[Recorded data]
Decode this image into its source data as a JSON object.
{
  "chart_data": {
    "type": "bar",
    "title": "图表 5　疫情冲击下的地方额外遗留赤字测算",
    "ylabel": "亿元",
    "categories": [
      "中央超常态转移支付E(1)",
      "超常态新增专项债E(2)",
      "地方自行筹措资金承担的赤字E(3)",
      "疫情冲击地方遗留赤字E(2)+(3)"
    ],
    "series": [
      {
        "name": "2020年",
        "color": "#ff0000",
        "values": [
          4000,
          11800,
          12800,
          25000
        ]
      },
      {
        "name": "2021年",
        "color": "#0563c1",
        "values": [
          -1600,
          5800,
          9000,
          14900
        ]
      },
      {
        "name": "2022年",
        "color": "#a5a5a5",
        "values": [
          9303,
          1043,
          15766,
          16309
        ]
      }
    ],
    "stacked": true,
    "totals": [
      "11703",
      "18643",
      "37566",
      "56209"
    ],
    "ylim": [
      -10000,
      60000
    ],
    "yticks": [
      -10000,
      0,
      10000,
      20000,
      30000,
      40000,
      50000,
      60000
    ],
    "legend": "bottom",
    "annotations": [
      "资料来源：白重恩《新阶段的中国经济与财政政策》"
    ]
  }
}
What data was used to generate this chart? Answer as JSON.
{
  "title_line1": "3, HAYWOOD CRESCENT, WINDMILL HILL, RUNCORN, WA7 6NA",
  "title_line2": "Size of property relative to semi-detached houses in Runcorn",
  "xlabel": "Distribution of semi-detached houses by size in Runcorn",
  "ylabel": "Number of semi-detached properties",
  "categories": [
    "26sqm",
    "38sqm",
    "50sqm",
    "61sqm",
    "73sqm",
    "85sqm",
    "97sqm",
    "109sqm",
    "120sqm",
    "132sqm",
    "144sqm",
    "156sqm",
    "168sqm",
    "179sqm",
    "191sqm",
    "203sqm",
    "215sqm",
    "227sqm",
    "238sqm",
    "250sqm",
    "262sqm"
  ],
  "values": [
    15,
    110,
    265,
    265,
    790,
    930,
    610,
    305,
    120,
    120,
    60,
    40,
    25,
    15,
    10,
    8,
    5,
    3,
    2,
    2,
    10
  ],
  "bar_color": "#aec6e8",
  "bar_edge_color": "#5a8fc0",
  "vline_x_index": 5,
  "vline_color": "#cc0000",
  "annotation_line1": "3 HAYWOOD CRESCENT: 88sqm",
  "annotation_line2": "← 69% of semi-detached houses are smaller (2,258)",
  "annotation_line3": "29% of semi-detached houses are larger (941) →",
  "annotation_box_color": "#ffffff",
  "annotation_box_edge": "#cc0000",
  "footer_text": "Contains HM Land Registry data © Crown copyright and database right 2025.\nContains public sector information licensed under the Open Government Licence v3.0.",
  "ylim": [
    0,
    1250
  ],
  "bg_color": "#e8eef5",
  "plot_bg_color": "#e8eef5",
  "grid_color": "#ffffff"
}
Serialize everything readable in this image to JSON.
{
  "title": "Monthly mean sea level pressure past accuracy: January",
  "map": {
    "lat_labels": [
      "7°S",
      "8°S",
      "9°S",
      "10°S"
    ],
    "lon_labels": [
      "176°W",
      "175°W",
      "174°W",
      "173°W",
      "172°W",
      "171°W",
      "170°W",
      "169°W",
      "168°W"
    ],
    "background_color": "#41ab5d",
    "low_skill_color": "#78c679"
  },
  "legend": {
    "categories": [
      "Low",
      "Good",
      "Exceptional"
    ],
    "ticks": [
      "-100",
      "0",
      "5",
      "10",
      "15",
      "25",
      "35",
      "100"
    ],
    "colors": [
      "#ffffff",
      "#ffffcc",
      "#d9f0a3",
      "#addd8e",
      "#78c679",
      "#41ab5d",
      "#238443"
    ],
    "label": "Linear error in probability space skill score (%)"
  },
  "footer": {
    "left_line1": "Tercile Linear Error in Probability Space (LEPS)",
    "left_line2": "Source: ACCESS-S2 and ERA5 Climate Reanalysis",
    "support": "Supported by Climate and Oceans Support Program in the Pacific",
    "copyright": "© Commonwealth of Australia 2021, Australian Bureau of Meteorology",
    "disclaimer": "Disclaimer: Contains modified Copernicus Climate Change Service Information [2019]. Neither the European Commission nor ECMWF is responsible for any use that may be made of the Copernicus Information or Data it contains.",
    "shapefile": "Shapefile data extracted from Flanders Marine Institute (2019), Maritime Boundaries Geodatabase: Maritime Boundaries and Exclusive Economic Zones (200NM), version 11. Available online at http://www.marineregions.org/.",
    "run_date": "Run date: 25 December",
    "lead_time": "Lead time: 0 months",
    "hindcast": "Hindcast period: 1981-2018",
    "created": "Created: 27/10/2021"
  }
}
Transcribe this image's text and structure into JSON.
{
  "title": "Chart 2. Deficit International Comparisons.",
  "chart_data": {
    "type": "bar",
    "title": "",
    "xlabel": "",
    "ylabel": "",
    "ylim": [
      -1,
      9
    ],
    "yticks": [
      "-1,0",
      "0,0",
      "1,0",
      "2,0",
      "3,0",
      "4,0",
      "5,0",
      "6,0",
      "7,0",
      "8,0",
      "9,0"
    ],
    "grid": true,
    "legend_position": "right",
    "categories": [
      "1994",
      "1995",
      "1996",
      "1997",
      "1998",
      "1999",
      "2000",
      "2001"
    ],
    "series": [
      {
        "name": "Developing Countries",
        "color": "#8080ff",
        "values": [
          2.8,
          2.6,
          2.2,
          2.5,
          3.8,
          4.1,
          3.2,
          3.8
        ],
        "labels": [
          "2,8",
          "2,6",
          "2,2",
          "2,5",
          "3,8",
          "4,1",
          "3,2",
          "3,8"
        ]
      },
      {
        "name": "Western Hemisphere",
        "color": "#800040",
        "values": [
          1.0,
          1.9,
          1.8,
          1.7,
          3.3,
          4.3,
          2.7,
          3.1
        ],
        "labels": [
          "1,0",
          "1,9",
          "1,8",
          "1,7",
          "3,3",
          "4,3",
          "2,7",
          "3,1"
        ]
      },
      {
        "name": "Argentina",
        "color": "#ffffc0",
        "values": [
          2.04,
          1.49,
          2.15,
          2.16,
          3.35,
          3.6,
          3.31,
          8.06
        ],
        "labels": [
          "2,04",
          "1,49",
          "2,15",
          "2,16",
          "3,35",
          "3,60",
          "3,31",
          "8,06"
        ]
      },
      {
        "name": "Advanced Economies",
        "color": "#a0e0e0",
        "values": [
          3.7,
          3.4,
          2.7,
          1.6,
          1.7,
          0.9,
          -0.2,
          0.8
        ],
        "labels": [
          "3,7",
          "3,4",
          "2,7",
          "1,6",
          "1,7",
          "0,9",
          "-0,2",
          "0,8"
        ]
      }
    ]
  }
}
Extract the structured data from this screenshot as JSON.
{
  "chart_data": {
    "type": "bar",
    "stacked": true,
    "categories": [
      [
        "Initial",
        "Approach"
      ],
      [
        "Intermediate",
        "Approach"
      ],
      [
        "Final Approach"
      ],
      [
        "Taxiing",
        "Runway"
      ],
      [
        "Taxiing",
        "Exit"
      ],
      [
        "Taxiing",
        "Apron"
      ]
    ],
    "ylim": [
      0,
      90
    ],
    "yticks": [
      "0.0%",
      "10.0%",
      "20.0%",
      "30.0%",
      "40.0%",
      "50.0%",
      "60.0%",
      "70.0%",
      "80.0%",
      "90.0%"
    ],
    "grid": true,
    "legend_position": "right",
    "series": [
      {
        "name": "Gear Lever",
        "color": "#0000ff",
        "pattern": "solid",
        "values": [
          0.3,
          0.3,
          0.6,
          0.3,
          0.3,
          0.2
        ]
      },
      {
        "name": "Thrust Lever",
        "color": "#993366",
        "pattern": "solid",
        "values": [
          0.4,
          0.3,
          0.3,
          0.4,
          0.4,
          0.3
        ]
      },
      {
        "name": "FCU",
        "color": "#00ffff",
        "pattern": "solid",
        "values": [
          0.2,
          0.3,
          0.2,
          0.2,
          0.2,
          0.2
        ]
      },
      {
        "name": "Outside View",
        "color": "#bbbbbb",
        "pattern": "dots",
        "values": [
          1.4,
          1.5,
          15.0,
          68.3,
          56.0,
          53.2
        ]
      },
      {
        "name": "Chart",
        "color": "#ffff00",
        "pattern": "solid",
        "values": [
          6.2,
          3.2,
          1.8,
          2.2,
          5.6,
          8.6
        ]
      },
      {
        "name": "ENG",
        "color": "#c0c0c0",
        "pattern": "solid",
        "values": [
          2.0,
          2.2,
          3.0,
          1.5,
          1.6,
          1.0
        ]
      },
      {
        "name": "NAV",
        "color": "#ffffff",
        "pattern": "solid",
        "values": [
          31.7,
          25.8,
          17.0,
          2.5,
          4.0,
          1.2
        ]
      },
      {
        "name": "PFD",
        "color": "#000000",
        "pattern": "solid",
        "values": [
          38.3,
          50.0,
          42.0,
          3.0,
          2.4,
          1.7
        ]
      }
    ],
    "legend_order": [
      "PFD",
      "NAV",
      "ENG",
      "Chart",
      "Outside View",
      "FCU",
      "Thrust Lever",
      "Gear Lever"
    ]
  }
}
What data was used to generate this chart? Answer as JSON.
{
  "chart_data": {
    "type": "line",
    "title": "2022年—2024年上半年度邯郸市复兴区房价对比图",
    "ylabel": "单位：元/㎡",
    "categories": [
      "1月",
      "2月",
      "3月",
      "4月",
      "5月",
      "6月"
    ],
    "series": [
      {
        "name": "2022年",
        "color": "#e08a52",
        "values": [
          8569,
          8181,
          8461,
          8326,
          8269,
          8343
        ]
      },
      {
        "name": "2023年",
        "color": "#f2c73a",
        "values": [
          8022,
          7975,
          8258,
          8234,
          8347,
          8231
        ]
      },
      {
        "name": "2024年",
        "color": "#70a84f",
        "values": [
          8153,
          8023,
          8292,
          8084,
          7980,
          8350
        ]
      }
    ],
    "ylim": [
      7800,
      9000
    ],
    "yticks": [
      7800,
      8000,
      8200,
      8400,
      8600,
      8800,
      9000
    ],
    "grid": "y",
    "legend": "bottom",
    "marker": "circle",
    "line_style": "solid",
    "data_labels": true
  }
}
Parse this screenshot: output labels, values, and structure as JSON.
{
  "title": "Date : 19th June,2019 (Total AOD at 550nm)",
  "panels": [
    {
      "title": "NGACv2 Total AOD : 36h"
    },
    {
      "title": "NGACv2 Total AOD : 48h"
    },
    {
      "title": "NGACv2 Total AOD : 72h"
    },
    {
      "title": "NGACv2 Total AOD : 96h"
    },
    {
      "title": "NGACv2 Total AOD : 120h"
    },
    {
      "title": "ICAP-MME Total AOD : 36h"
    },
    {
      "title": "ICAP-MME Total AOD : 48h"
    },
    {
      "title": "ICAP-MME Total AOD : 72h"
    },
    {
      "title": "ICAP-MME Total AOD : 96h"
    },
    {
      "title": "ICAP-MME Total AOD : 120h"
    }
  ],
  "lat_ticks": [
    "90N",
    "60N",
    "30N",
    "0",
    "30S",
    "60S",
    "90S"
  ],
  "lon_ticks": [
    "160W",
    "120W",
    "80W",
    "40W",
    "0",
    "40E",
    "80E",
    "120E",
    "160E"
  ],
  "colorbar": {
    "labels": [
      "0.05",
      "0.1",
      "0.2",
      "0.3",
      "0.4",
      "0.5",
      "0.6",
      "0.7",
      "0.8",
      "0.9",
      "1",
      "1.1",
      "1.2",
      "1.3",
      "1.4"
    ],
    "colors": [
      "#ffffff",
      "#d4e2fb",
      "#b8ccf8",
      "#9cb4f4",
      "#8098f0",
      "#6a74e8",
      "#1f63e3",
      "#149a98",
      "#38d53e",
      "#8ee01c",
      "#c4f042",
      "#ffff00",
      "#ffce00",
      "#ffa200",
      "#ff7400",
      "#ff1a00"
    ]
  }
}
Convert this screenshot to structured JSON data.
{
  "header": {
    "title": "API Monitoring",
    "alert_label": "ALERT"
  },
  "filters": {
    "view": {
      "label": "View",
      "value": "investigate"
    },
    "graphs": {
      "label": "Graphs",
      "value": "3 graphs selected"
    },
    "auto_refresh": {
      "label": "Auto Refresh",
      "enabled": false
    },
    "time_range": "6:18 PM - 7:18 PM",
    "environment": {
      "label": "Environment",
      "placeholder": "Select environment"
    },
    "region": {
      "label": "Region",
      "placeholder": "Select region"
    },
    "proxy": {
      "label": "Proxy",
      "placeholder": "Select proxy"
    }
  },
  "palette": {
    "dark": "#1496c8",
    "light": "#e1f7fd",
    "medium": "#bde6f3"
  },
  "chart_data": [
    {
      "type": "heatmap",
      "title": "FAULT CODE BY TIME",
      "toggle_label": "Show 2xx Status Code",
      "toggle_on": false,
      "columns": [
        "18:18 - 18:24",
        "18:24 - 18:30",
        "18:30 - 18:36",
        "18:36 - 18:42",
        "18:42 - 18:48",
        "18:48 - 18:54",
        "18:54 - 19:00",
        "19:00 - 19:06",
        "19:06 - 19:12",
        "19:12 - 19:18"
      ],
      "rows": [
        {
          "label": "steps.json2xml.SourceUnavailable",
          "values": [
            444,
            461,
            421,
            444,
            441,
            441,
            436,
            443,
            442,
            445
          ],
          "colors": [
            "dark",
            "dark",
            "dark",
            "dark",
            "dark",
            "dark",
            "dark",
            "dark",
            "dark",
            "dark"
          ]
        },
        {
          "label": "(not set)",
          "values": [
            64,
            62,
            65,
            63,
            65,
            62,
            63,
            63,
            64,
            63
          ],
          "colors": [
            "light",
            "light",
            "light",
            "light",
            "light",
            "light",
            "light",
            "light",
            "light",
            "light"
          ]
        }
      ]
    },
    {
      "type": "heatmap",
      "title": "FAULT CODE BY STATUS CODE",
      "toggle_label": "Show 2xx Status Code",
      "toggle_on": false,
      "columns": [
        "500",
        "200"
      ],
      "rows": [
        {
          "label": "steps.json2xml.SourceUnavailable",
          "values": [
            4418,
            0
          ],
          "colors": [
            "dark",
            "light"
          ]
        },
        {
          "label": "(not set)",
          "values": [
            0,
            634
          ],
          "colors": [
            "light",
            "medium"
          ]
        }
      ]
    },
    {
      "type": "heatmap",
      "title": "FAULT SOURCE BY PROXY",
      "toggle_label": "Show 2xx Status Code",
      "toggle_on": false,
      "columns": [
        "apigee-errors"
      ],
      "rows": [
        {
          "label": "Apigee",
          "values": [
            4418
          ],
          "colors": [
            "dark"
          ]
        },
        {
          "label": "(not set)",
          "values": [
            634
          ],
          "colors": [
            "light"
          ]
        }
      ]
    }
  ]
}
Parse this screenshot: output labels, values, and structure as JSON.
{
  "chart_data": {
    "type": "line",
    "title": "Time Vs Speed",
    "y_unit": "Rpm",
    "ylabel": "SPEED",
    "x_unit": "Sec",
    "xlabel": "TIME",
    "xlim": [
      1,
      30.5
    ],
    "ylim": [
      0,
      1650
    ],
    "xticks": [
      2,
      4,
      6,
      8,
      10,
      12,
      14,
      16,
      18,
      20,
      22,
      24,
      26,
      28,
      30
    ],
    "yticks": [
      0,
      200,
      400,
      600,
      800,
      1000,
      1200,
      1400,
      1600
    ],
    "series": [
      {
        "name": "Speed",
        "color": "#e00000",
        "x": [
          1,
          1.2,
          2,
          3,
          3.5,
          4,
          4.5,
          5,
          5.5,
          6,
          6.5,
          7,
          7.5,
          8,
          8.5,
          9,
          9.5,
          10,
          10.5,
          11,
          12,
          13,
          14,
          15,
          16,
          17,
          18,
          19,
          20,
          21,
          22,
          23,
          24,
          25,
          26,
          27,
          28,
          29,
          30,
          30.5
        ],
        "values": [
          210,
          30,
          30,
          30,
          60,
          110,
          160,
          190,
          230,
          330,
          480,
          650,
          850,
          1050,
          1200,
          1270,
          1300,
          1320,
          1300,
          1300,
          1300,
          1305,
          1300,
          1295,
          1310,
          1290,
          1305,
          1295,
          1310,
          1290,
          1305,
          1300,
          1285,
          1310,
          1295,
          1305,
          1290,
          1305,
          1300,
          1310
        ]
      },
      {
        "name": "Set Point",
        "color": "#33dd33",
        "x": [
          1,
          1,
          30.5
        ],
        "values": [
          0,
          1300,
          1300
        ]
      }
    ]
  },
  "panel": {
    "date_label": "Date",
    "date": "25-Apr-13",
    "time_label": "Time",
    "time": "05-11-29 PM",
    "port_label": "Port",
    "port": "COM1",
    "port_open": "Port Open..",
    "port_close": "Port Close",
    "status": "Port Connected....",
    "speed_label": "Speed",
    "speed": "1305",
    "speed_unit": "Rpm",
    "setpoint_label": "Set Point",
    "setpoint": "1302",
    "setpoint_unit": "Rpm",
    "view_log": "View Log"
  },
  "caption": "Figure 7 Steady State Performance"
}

[Instruction]
Show each line of the listing that holds the string "ICAP".

[Output of the task]
      "title": "ICAP-MME Total AOD : 36h"
      "title": "ICAP-MME Total AOD : 48h"
      "title": "ICAP-MME Total AOD : 72h"
      "title": "ICAP-MME Total AOD : 96h"
      "title": "ICAP-MME Total AOD : 120h"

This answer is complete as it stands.